=== Task inputs ===
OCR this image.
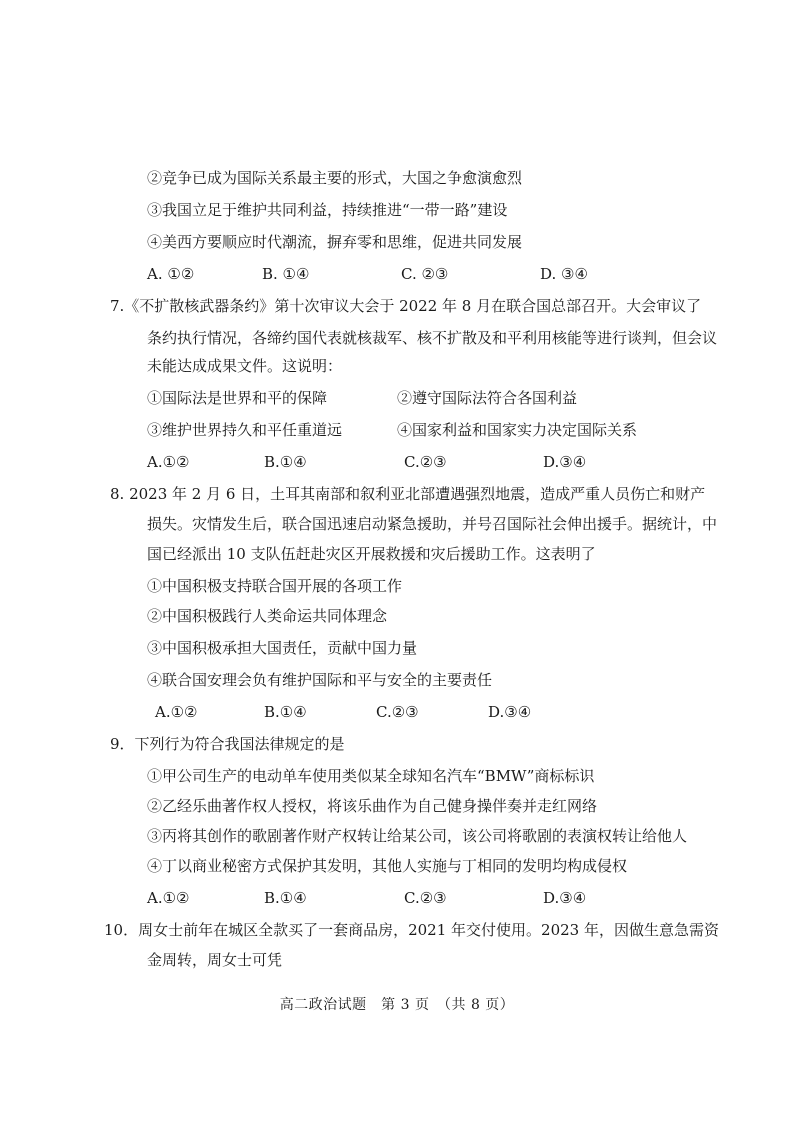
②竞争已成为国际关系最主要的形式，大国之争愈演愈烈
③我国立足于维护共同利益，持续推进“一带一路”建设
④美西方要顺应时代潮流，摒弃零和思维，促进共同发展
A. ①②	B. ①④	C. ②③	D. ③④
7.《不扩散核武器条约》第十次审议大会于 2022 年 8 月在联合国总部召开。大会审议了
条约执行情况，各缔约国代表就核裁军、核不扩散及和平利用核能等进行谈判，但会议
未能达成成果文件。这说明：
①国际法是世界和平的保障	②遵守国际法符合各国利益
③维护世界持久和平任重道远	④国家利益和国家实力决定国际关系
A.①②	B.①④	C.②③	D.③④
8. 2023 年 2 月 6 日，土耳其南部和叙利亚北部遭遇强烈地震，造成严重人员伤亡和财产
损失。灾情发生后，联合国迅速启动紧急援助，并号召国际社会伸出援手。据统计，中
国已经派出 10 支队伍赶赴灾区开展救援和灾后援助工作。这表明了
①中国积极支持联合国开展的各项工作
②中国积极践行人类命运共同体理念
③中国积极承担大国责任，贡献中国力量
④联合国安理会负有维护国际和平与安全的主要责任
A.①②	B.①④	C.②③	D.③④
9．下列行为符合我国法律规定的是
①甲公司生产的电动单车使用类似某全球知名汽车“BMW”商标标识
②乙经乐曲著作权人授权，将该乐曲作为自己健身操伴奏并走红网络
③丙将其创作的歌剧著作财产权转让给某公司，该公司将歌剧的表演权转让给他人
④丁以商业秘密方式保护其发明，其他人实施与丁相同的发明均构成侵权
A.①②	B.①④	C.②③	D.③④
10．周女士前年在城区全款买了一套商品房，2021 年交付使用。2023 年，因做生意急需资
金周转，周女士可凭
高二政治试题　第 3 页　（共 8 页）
===
=== Task inputs ===
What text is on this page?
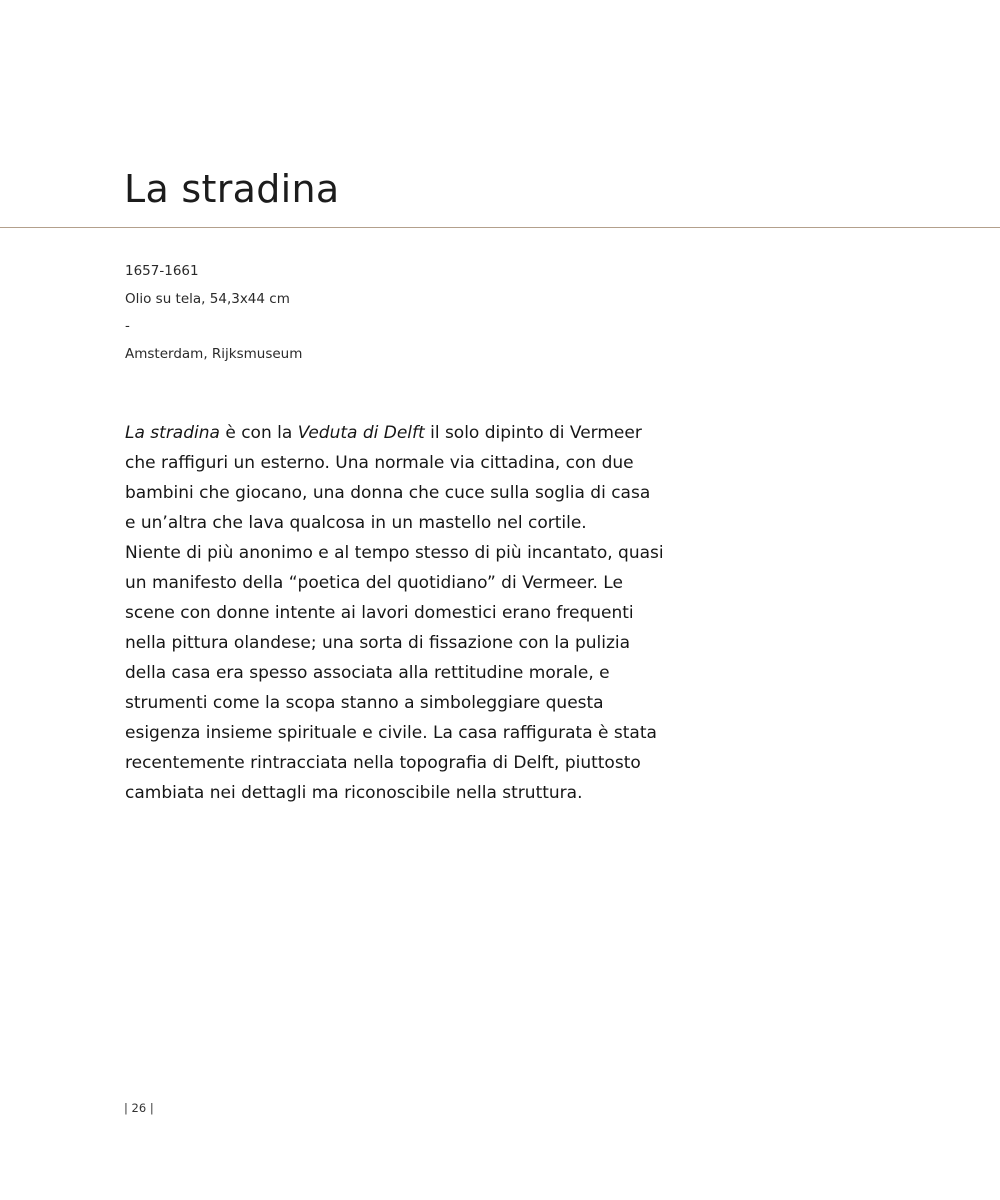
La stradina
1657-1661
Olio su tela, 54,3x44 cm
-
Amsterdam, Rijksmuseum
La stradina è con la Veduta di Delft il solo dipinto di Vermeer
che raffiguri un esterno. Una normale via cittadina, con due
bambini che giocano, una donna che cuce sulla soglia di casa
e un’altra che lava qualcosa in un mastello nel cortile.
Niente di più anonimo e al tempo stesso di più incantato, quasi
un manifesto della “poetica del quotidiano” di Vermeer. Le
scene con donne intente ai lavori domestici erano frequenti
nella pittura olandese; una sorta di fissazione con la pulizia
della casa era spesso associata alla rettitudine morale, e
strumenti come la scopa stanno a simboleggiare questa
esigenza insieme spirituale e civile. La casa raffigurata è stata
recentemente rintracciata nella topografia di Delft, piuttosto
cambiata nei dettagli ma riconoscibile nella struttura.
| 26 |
===
- [Short task]
Isolate the lines that hold the word "nella" and copy all of them.

- [Answer in full]
nella pittura olandese; una sorta di fissazione con la pulizia
recentemente rintracciata nella topografia di Delft, piuttosto
cambiata nei dettagli ma riconoscibile nella struttura.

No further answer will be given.